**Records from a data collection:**
** Start **
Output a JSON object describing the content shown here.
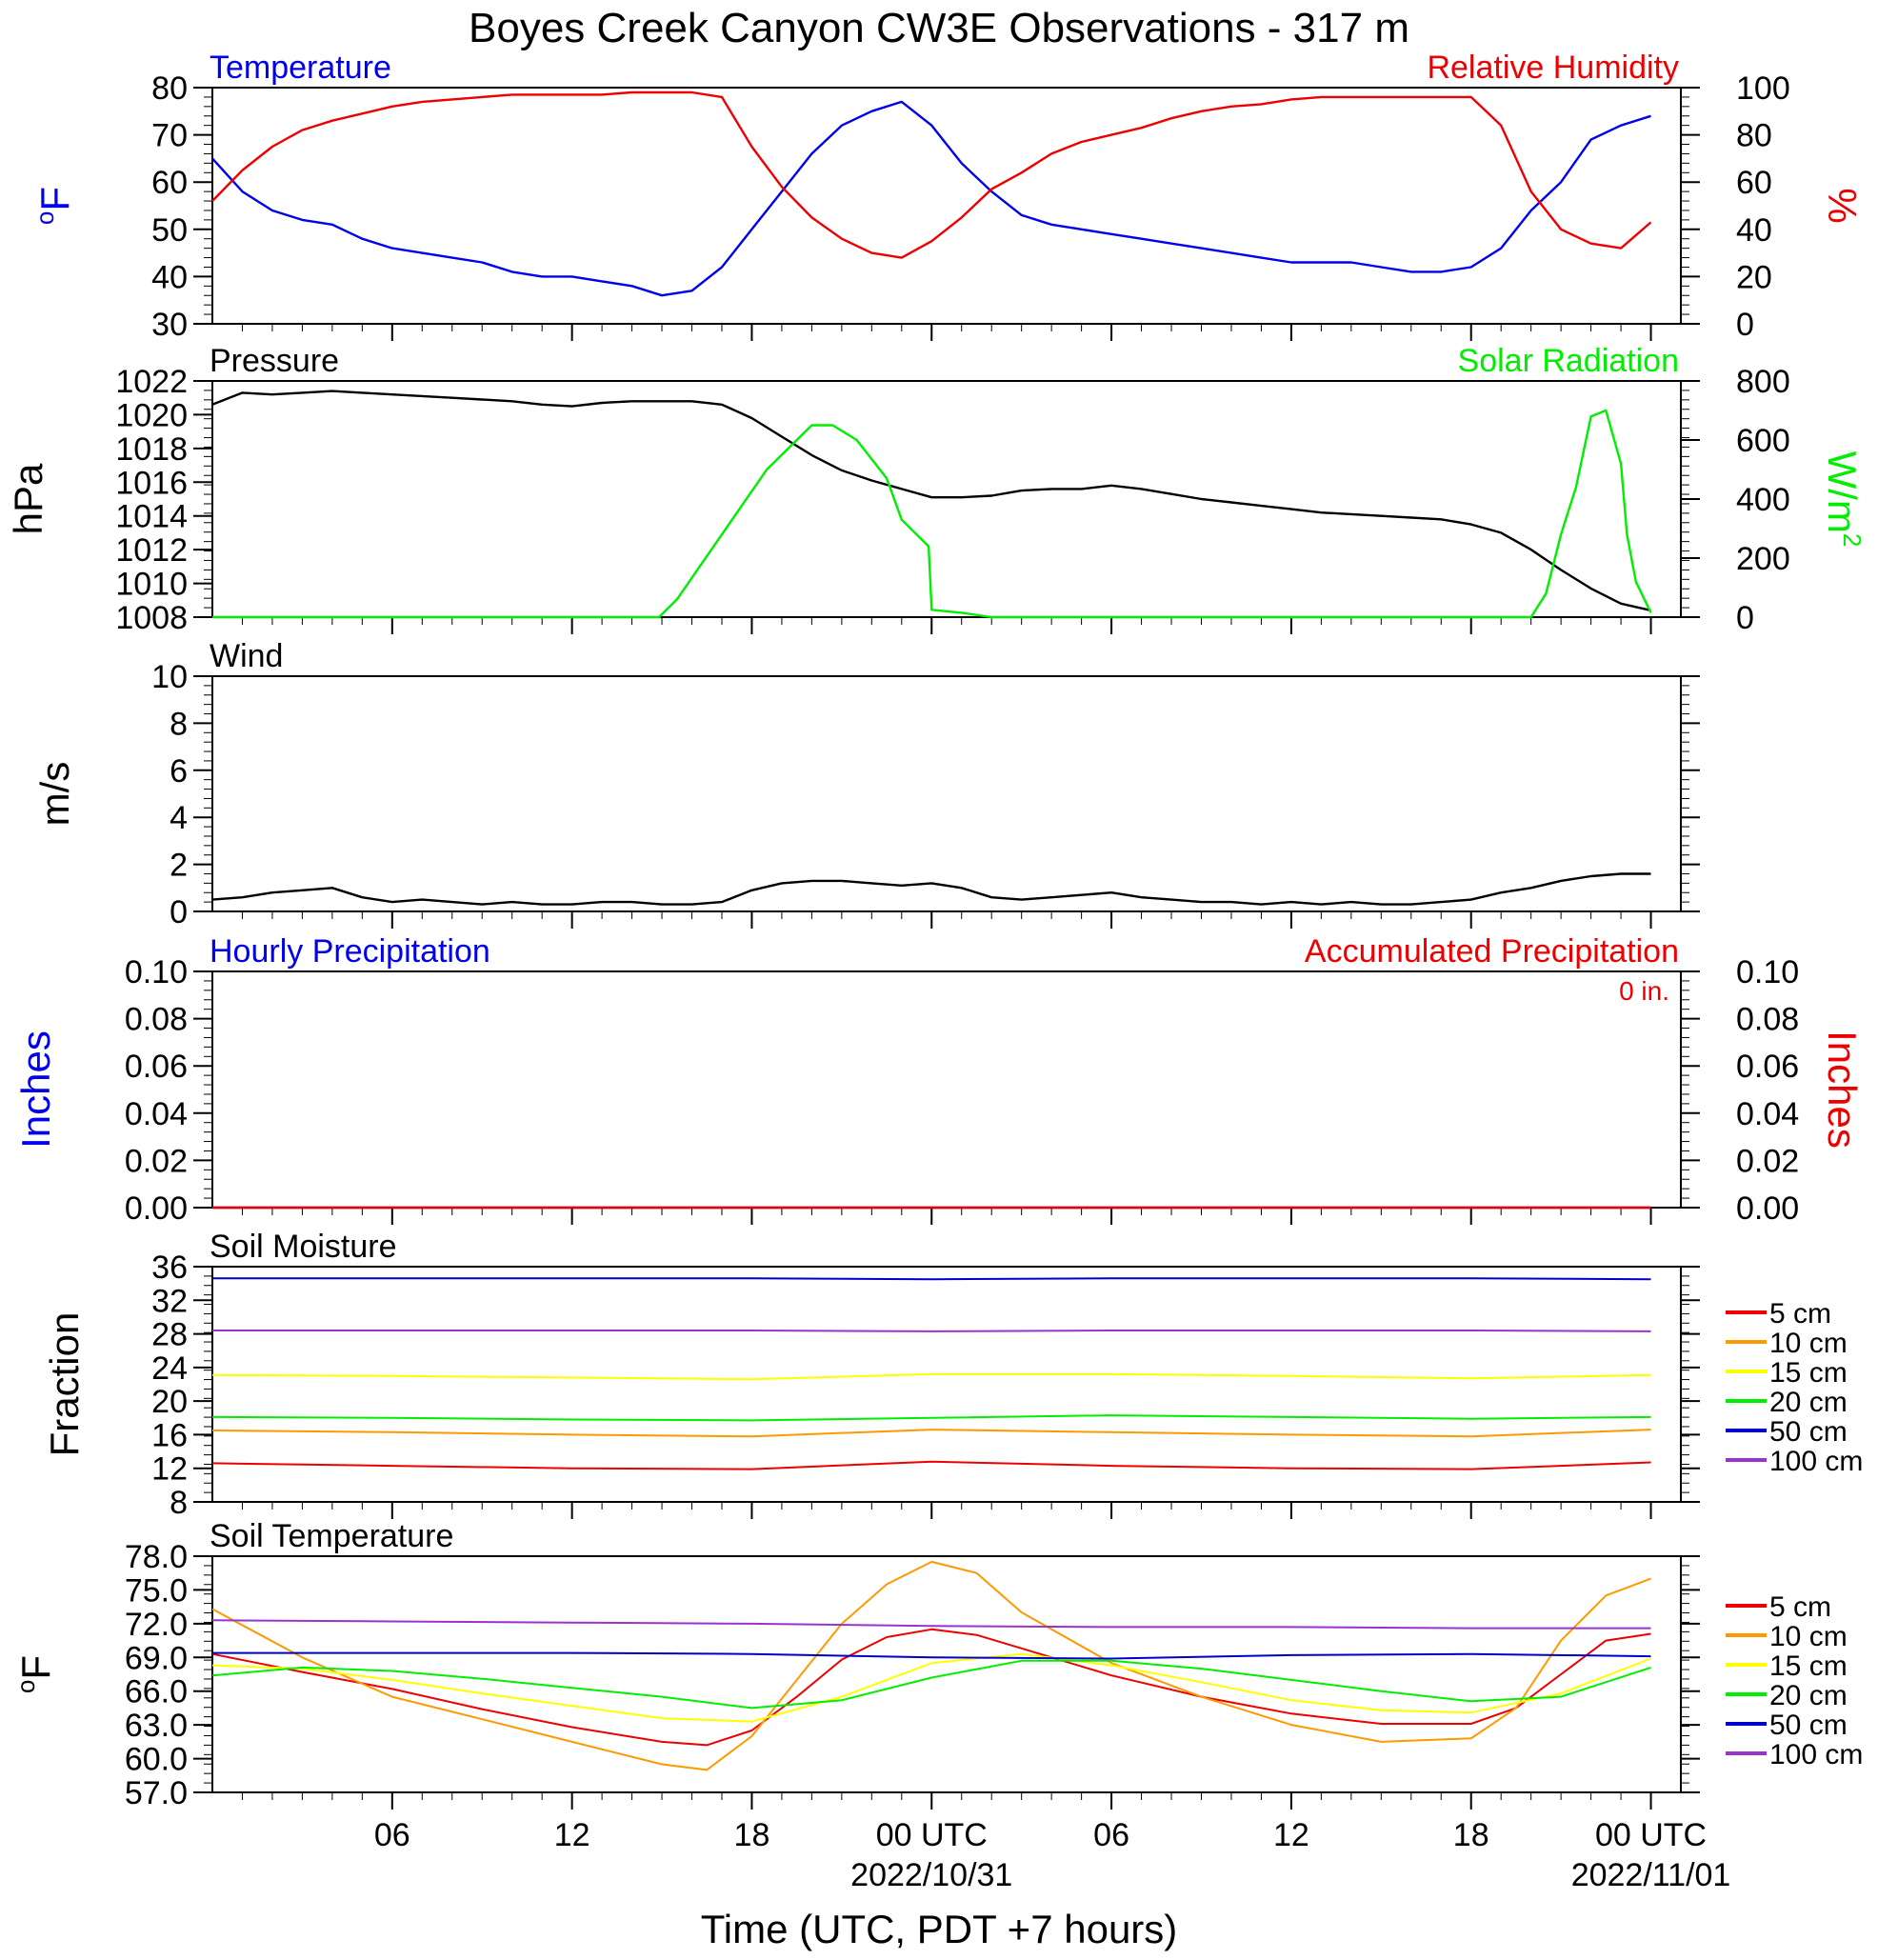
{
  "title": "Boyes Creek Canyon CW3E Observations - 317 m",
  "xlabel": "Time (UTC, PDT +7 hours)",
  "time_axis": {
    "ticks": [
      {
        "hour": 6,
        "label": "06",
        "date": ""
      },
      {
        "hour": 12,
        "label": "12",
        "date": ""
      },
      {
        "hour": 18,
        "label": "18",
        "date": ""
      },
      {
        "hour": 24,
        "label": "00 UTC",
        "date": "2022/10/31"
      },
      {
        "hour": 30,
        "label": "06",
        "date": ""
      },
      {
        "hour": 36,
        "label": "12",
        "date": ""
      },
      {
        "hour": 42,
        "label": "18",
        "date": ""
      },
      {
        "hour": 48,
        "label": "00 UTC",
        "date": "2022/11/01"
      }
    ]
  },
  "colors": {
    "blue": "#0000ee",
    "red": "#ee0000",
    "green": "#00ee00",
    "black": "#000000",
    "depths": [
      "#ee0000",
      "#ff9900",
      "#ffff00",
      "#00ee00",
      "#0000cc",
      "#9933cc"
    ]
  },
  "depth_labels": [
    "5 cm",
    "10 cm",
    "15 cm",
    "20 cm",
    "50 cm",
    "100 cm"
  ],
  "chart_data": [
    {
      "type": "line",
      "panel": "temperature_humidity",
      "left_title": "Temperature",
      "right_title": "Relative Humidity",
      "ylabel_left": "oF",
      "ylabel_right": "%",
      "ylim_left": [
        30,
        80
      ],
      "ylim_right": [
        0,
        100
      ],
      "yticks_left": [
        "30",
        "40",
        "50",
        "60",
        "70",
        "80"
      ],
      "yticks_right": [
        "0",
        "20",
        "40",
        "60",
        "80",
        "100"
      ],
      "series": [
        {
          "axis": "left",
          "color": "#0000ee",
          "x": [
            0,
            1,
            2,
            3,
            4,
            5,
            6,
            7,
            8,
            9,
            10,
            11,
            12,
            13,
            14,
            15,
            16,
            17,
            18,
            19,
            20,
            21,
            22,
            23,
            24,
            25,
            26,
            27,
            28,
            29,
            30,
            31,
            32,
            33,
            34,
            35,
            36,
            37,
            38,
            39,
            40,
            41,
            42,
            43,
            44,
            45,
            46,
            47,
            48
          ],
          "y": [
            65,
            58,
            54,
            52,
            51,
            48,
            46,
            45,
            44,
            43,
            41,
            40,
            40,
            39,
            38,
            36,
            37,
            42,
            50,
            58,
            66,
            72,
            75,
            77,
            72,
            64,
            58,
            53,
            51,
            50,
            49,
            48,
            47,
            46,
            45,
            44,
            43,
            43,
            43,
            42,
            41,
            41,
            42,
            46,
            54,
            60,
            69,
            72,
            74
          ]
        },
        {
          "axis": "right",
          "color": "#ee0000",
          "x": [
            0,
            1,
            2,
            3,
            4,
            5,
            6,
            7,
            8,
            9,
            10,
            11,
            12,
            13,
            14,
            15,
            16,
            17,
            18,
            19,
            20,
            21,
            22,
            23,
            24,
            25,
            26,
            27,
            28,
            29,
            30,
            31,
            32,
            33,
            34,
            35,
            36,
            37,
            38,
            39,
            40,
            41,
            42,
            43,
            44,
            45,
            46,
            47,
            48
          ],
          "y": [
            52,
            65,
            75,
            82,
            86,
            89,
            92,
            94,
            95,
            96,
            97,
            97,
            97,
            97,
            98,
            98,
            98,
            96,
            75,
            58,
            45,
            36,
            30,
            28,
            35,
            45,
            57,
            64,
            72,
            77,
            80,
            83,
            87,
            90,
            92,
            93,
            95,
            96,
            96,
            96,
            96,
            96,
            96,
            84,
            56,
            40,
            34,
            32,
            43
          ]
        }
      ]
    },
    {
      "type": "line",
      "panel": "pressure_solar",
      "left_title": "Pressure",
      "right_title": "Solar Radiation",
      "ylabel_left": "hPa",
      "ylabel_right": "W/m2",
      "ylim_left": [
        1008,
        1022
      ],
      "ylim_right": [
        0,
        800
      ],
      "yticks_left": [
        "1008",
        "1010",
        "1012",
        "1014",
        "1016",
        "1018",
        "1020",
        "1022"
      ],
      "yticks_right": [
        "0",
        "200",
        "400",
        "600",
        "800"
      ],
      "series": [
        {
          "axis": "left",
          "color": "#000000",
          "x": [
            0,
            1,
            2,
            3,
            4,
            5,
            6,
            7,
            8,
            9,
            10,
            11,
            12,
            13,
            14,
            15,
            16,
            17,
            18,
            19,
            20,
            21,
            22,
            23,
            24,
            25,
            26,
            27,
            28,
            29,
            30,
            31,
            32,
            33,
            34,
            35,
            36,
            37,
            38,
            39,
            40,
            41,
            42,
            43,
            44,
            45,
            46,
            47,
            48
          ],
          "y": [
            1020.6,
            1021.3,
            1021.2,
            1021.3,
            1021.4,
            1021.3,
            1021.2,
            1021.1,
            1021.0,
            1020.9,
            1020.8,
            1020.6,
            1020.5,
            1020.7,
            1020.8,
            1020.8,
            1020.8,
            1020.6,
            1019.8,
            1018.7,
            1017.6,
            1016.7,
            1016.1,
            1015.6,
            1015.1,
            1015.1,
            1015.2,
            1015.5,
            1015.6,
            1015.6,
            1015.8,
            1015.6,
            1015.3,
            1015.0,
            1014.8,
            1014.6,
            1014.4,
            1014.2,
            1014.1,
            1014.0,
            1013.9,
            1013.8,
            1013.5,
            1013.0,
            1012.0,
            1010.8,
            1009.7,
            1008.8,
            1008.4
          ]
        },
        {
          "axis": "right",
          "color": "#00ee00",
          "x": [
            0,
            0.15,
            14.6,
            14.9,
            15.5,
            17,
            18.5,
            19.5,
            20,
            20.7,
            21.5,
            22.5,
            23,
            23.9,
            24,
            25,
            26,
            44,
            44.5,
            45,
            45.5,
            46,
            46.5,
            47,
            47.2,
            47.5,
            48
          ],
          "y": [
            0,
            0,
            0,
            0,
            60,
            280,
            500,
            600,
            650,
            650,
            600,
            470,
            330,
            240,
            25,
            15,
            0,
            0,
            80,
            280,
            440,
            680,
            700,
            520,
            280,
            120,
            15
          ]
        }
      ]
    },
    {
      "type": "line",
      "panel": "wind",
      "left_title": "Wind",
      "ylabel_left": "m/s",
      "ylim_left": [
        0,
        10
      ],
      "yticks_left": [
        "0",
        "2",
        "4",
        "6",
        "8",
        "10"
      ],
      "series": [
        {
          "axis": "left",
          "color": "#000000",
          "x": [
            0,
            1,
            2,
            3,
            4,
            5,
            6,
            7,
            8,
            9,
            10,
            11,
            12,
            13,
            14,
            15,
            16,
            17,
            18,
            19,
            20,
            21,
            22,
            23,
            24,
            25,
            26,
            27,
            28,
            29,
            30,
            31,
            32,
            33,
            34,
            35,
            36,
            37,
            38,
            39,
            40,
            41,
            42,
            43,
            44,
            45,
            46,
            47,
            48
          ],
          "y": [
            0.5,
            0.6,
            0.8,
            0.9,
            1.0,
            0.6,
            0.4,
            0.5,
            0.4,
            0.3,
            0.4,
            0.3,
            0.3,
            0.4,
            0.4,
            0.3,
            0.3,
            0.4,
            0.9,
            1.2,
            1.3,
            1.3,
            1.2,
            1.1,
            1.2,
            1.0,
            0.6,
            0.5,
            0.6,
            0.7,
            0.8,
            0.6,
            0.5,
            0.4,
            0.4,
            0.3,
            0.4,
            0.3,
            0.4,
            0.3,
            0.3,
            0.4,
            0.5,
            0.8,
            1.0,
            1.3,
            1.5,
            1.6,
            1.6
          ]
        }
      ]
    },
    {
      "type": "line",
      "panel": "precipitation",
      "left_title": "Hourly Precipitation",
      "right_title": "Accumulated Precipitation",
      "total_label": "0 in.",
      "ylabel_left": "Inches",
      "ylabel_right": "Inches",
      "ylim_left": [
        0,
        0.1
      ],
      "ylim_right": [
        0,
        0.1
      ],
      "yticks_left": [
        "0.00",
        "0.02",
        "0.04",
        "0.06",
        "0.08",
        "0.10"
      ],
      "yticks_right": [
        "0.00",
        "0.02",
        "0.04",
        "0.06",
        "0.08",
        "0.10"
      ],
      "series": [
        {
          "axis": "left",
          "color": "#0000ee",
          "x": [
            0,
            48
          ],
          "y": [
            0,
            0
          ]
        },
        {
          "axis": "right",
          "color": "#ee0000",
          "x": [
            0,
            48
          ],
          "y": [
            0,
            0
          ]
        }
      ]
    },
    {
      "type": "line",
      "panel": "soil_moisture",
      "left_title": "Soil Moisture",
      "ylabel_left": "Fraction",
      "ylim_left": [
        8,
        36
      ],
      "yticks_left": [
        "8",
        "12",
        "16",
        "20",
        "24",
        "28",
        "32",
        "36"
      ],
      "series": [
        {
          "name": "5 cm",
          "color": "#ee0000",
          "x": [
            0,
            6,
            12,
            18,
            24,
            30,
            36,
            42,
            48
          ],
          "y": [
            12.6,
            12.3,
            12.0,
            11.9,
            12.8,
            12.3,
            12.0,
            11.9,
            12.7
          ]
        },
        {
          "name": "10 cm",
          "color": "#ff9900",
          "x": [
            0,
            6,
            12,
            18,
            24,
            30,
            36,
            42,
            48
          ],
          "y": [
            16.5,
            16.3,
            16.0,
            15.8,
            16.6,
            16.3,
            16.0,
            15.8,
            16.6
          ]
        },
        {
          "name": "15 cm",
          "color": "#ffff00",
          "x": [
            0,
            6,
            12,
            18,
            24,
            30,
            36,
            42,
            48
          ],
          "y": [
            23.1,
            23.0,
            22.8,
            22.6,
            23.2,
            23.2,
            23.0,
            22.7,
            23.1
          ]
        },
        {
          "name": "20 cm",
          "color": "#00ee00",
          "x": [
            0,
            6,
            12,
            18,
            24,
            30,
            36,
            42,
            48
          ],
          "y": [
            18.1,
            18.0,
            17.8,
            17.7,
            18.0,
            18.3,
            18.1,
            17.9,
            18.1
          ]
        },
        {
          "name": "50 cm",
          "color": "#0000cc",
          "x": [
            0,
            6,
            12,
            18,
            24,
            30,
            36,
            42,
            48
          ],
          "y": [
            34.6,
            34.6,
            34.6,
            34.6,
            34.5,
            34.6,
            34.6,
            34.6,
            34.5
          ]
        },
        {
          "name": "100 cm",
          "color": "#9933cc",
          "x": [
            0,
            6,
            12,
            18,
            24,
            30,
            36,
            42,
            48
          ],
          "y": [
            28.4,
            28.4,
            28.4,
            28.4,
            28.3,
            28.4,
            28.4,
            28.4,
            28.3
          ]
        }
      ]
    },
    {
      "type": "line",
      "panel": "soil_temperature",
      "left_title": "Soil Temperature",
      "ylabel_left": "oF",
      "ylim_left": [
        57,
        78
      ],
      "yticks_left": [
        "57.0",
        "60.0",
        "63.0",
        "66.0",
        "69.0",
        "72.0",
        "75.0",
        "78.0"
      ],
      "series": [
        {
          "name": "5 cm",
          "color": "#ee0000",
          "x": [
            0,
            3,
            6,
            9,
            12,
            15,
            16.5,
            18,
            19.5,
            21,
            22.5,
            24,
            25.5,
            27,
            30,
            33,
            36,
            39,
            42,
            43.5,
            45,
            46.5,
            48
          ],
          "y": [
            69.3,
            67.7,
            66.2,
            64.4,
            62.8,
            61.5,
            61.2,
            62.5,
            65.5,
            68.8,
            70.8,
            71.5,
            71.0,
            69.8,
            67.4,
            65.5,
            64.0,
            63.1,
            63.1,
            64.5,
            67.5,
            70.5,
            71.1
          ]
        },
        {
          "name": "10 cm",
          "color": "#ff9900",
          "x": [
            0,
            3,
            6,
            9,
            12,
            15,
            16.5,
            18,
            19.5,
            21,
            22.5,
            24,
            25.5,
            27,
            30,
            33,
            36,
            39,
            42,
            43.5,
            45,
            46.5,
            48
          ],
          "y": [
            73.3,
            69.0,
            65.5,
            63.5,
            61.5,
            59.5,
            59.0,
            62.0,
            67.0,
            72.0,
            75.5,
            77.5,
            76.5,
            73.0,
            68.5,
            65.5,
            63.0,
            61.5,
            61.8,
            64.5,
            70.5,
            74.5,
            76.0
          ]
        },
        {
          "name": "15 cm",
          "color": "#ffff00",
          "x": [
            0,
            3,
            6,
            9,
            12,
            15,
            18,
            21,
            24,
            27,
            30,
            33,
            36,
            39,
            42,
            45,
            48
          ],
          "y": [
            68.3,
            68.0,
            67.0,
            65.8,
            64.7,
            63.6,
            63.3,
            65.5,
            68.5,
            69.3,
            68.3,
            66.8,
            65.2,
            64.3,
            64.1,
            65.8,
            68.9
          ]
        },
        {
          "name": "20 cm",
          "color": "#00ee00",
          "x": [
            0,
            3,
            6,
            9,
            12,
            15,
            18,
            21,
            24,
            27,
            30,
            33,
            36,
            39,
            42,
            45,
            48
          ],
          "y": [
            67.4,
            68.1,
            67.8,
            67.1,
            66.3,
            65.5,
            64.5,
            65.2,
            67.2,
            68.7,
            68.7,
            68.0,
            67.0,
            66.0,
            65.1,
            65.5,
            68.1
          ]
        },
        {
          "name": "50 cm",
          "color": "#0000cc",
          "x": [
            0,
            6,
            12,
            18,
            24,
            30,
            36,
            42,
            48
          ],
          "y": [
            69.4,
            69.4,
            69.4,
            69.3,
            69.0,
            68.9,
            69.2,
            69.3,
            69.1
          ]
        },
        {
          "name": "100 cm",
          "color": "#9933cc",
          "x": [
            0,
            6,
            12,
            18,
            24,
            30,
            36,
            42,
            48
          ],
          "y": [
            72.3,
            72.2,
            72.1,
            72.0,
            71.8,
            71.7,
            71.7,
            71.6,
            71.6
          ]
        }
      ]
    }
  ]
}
** End **
State how many lines above contain the string "Inches", with no other words.

**SOLVED EXERCISE:**
2